## Exercise instructions
Please print the full listing exactly.

## Records
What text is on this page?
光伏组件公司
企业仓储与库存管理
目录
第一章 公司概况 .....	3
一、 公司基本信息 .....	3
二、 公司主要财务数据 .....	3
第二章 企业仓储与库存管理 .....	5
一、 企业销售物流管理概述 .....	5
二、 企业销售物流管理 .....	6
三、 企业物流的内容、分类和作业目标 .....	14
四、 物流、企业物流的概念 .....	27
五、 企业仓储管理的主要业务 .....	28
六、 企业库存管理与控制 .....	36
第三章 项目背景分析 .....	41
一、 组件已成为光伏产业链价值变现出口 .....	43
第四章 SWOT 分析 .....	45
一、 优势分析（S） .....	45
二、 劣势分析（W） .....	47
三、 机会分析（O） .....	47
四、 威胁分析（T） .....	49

## Exercise answer
What text is on this page?
光伏组件公司
企业仓储与库存管理
目录
第一章 公司概况 .....	3
一、 公司基本信息 .....	3
二、 公司主要财务数据 .....	3
第二章 企业仓储与库存管理 .....	5
一、 企业销售物流管理概述 .....	5
二、 企业销售物流管理 .....	6
三、 企业物流的内容、分类和作业目标 .....	14
四、 物流、企业物流的概念 .....	27
五、 企业仓储管理的主要业务 .....	28
六、 企业库存管理与控制 .....	36
第三章 项目背景分析 .....	41
一、 组件已成为光伏产业链价值变现出口 .....	43
第四章 SWOT 分析 .....	45
一、 优势分析（S） .....	45
二、 劣势分析（W） .....	47
三、 机会分析（O） .....	47
四、 威胁分析（T） .....	49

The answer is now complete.